What you need to do:
Please revise the lines from the one holding "Patent image size: (1295, 816)." through the one holding "The spatially resolved relevance assessment 2a is", inclusive, changing "stop sign" to "traffic sign" and leaving all else unchanged. Give back only those lines.

··········

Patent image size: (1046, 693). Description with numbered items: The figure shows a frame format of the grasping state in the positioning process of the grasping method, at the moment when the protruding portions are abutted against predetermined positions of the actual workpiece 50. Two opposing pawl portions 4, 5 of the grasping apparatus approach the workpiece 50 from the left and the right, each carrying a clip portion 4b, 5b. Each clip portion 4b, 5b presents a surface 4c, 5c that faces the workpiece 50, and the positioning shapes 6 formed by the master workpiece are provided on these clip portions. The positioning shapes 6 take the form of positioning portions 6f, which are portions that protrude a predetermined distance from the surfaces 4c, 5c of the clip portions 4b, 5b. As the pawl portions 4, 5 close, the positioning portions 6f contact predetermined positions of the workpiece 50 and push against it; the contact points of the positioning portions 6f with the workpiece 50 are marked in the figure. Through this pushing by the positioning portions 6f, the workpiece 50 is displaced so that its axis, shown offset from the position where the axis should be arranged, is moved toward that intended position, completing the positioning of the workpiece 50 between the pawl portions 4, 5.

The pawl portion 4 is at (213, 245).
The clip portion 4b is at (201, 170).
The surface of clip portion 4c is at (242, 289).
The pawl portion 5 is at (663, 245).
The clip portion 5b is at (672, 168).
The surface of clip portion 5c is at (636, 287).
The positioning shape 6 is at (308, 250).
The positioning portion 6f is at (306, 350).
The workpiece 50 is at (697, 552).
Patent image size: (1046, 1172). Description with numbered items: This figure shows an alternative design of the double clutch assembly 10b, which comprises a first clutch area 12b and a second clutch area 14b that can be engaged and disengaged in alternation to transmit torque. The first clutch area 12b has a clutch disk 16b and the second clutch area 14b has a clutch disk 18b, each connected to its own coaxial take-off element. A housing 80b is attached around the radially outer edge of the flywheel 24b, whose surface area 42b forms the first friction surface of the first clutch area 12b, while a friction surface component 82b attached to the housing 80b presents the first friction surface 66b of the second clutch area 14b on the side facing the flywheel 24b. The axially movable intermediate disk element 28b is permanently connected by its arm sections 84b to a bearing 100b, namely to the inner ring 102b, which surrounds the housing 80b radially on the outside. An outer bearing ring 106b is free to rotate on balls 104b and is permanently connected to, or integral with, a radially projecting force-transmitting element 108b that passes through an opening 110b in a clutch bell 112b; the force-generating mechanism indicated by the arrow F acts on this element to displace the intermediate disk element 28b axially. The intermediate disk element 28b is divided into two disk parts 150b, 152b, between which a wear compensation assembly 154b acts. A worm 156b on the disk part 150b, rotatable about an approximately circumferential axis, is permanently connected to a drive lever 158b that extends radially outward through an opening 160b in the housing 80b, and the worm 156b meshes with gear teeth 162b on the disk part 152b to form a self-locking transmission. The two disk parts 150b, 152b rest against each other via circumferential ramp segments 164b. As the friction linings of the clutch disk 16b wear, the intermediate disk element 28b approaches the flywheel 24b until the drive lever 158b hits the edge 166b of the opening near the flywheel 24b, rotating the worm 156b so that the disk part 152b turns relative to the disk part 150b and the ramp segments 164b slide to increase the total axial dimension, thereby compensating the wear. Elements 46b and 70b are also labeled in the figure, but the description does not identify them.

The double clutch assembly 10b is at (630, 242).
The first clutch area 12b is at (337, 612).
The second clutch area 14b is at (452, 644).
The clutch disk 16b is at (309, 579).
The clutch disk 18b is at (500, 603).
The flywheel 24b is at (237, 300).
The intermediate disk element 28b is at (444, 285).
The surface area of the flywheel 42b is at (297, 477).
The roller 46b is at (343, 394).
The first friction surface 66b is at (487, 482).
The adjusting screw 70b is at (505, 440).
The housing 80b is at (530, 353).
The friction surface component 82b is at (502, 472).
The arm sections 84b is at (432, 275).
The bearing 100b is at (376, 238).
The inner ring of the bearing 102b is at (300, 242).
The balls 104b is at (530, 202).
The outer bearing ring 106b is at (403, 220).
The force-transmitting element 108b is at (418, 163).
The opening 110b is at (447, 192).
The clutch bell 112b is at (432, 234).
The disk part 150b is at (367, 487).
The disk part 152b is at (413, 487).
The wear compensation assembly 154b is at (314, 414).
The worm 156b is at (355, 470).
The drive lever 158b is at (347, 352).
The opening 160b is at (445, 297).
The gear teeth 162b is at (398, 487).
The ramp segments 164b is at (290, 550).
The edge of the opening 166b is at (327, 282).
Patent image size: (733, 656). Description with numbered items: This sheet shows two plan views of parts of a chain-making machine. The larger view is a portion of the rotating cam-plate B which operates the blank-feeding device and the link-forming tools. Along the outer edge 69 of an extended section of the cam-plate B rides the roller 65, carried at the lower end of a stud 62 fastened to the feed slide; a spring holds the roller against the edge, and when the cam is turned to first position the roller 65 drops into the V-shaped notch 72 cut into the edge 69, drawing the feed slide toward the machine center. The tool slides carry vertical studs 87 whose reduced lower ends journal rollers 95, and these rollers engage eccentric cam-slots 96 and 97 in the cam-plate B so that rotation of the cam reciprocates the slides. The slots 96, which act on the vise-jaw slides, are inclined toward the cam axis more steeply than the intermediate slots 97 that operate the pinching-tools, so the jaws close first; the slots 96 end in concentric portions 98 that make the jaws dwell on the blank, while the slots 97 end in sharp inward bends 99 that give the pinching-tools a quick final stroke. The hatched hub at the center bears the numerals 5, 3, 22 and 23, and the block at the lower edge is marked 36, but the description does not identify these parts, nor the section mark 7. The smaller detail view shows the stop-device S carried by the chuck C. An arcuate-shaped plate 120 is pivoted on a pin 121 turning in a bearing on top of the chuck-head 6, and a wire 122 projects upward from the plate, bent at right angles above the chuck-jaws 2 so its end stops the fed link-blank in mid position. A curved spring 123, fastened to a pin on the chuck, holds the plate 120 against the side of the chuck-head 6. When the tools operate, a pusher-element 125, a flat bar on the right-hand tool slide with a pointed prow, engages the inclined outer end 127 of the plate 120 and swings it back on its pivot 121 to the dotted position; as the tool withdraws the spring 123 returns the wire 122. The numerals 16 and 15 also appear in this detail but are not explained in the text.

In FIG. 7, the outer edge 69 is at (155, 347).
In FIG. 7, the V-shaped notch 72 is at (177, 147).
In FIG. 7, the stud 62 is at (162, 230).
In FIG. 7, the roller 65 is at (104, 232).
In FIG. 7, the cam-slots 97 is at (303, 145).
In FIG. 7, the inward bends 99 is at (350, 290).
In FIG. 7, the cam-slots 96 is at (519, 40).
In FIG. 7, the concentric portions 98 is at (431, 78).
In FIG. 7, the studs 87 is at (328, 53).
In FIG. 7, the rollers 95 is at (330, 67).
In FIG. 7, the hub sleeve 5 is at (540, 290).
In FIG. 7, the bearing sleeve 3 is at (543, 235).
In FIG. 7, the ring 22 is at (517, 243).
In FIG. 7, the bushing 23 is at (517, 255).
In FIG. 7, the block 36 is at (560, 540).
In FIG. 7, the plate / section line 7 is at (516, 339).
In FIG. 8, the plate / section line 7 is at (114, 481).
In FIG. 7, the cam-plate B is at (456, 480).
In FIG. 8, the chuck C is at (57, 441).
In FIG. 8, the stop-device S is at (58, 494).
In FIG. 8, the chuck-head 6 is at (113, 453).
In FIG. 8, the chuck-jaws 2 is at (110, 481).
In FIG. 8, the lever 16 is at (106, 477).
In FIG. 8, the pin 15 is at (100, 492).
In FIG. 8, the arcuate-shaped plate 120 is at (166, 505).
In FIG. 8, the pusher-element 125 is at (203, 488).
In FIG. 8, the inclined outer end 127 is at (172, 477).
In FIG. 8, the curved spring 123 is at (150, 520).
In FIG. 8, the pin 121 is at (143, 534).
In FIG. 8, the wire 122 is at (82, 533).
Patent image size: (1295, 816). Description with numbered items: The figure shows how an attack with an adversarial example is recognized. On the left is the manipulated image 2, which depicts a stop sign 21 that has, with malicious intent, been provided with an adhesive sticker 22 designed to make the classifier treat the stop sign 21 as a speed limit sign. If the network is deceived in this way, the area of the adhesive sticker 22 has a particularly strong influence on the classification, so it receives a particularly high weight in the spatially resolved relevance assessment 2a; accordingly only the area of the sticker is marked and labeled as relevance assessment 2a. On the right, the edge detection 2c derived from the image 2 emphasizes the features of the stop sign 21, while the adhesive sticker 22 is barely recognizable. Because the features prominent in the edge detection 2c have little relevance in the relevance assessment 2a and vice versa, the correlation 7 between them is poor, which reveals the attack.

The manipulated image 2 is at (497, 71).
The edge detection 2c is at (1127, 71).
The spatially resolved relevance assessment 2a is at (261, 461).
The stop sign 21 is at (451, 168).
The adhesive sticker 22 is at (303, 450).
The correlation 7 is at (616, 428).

··········

Response for this exercise:
Patent image size: (1295, 816). Description with numbered items: The figure shows how an attack with an adversarial example is recognized. On the left is the manipulated image 2, which depicts a traffic sign 21 that has, with malicious intent, been provided with an adhesive sticker 22 designed to make the classifier treat the traffic sign 21 as a speed limit sign. If the network is deceived in this way, the area of the adhesive sticker 22 has a particularly strong influence on the classification, so it receives a particularly high weight in the spatially resolved relevance assessment 2a; accordingly only the area of the sticker is marked and labeled as relevance assessment 2a. On the right, the edge detection 2c derived from the image 2 emphasizes the features of the traffic sign 21, while the adhesive sticker 22 is barely recognizable. Because the features prominent in the edge detection 2c have little relevance in the relevance assessment 2a and vice versa, the correlation 7 between them is poor, which reveals the attack.

The manipulated image 2 is at (497, 71).
The edge detection 2c is at (1127, 71).
The spatially resolved relevance assessment 2a is at (261, 461).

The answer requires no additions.